» **What to work on**
Wherever the string "Permanent" appears in the listing, copy that line.

-- Start of Provided data --

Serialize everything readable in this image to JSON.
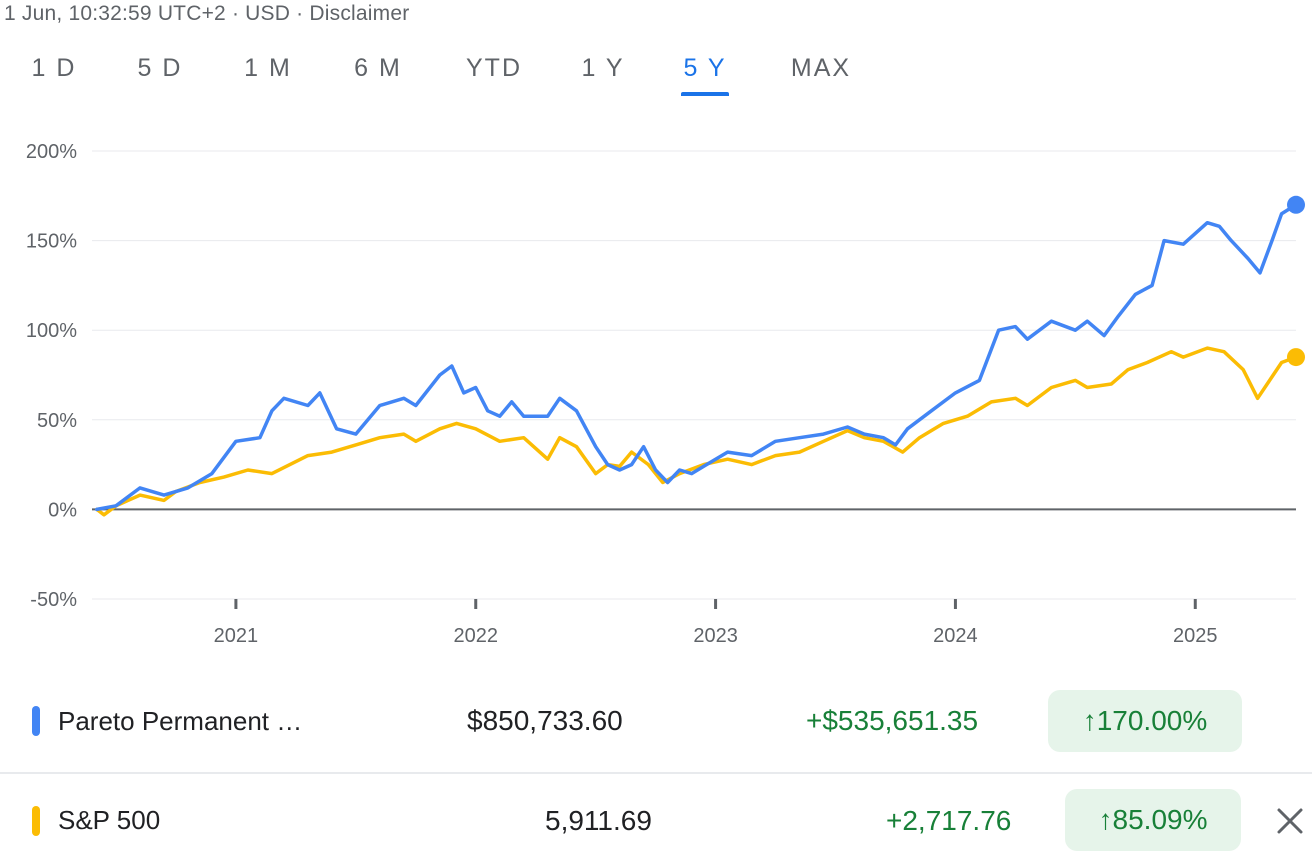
{
  "header": {
    "timestamp": "1 Jun, 10:32:59 UTC+2 · USD · Disclaimer"
  },
  "tabs": [
    {
      "label": "1 D",
      "active": false
    },
    {
      "label": "5 D",
      "active": false
    },
    {
      "label": "1 M",
      "active": false
    },
    {
      "label": "6 M",
      "active": false
    },
    {
      "label": "YTD",
      "active": false
    },
    {
      "label": "1 Y",
      "active": false
    },
    {
      "label": "5 Y",
      "active": true
    },
    {
      "label": "MAX",
      "active": false
    }
  ],
  "chart_data": {
    "type": "line",
    "y_ticks": [
      "200%",
      "150%",
      "100%",
      "50%",
      "0%",
      "-50%"
    ],
    "ylim": [
      -50,
      200
    ],
    "x_ticks": [
      "2021",
      "2022",
      "2023",
      "2024",
      "2025"
    ],
    "xlim": [
      2020.4,
      2025.42
    ],
    "grid": true,
    "series": [
      {
        "name": "Pareto Permanent …",
        "color": "#4285f4",
        "points": [
          [
            2020.42,
            0
          ],
          [
            2020.5,
            2
          ],
          [
            2020.6,
            12
          ],
          [
            2020.7,
            8
          ],
          [
            2020.8,
            12
          ],
          [
            2020.9,
            20
          ],
          [
            2021.0,
            38
          ],
          [
            2021.1,
            40
          ],
          [
            2021.15,
            55
          ],
          [
            2021.2,
            62
          ],
          [
            2021.3,
            58
          ],
          [
            2021.35,
            65
          ],
          [
            2021.42,
            45
          ],
          [
            2021.5,
            42
          ],
          [
            2021.6,
            58
          ],
          [
            2021.7,
            62
          ],
          [
            2021.75,
            58
          ],
          [
            2021.85,
            75
          ],
          [
            2021.9,
            80
          ],
          [
            2021.95,
            65
          ],
          [
            2022.0,
            68
          ],
          [
            2022.05,
            55
          ],
          [
            2022.1,
            52
          ],
          [
            2022.15,
            60
          ],
          [
            2022.2,
            52
          ],
          [
            2022.3,
            52
          ],
          [
            2022.35,
            62
          ],
          [
            2022.42,
            55
          ],
          [
            2022.5,
            35
          ],
          [
            2022.55,
            25
          ],
          [
            2022.6,
            22
          ],
          [
            2022.65,
            25
          ],
          [
            2022.7,
            35
          ],
          [
            2022.75,
            22
          ],
          [
            2022.8,
            15
          ],
          [
            2022.85,
            22
          ],
          [
            2022.9,
            20
          ],
          [
            2022.95,
            24
          ],
          [
            2023.05,
            32
          ],
          [
            2023.15,
            30
          ],
          [
            2023.25,
            38
          ],
          [
            2023.35,
            40
          ],
          [
            2023.45,
            42
          ],
          [
            2023.55,
            46
          ],
          [
            2023.62,
            42
          ],
          [
            2023.7,
            40
          ],
          [
            2023.75,
            36
          ],
          [
            2023.8,
            45
          ],
          [
            2023.9,
            55
          ],
          [
            2024.0,
            65
          ],
          [
            2024.1,
            72
          ],
          [
            2024.18,
            100
          ],
          [
            2024.25,
            102
          ],
          [
            2024.3,
            95
          ],
          [
            2024.4,
            105
          ],
          [
            2024.5,
            100
          ],
          [
            2024.55,
            105
          ],
          [
            2024.62,
            97
          ],
          [
            2024.68,
            108
          ],
          [
            2024.75,
            120
          ],
          [
            2024.82,
            125
          ],
          [
            2024.87,
            150
          ],
          [
            2024.95,
            148
          ],
          [
            2025.05,
            160
          ],
          [
            2025.1,
            158
          ],
          [
            2025.15,
            150
          ],
          [
            2025.22,
            140
          ],
          [
            2025.27,
            132
          ],
          [
            2025.32,
            150
          ],
          [
            2025.36,
            165
          ],
          [
            2025.42,
            170
          ]
        ]
      },
      {
        "name": "S&P 500",
        "color": "#fbbc04",
        "points": [
          [
            2020.42,
            0
          ],
          [
            2020.45,
            -3
          ],
          [
            2020.5,
            2
          ],
          [
            2020.6,
            8
          ],
          [
            2020.7,
            5
          ],
          [
            2020.75,
            10
          ],
          [
            2020.85,
            15
          ],
          [
            2020.95,
            18
          ],
          [
            2021.05,
            22
          ],
          [
            2021.15,
            20
          ],
          [
            2021.3,
            30
          ],
          [
            2021.4,
            32
          ],
          [
            2021.5,
            36
          ],
          [
            2021.6,
            40
          ],
          [
            2021.7,
            42
          ],
          [
            2021.75,
            38
          ],
          [
            2021.85,
            45
          ],
          [
            2021.92,
            48
          ],
          [
            2022.0,
            45
          ],
          [
            2022.1,
            38
          ],
          [
            2022.2,
            40
          ],
          [
            2022.3,
            28
          ],
          [
            2022.35,
            40
          ],
          [
            2022.42,
            35
          ],
          [
            2022.5,
            20
          ],
          [
            2022.55,
            25
          ],
          [
            2022.6,
            24
          ],
          [
            2022.65,
            32
          ],
          [
            2022.72,
            25
          ],
          [
            2022.78,
            15
          ],
          [
            2022.85,
            20
          ],
          [
            2022.95,
            25
          ],
          [
            2023.05,
            28
          ],
          [
            2023.15,
            25
          ],
          [
            2023.25,
            30
          ],
          [
            2023.35,
            32
          ],
          [
            2023.45,
            38
          ],
          [
            2023.55,
            44
          ],
          [
            2023.62,
            40
          ],
          [
            2023.7,
            38
          ],
          [
            2023.78,
            32
          ],
          [
            2023.85,
            40
          ],
          [
            2023.95,
            48
          ],
          [
            2024.05,
            52
          ],
          [
            2024.15,
            60
          ],
          [
            2024.25,
            62
          ],
          [
            2024.3,
            58
          ],
          [
            2024.4,
            68
          ],
          [
            2024.5,
            72
          ],
          [
            2024.55,
            68
          ],
          [
            2024.65,
            70
          ],
          [
            2024.72,
            78
          ],
          [
            2024.8,
            82
          ],
          [
            2024.9,
            88
          ],
          [
            2024.95,
            85
          ],
          [
            2025.05,
            90
          ],
          [
            2025.12,
            88
          ],
          [
            2025.2,
            78
          ],
          [
            2025.26,
            62
          ],
          [
            2025.3,
            70
          ],
          [
            2025.36,
            82
          ],
          [
            2025.42,
            85
          ]
        ]
      }
    ]
  },
  "comparison": [
    {
      "name": "Pareto Permanent …",
      "color": "#4285f4",
      "value": "$850,733.60",
      "change": "+$535,651.35",
      "percent": "↑170.00%"
    },
    {
      "name": "S&P 500",
      "color": "#fbbc04",
      "value": "5,911.69",
      "change": "+2,717.76",
      "percent": "↑85.09%"
    }
  ]
}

-- End of Provided data --

» **Task result**
        "name": "Pareto Permanent …",
      "name": "Pareto Permanent …",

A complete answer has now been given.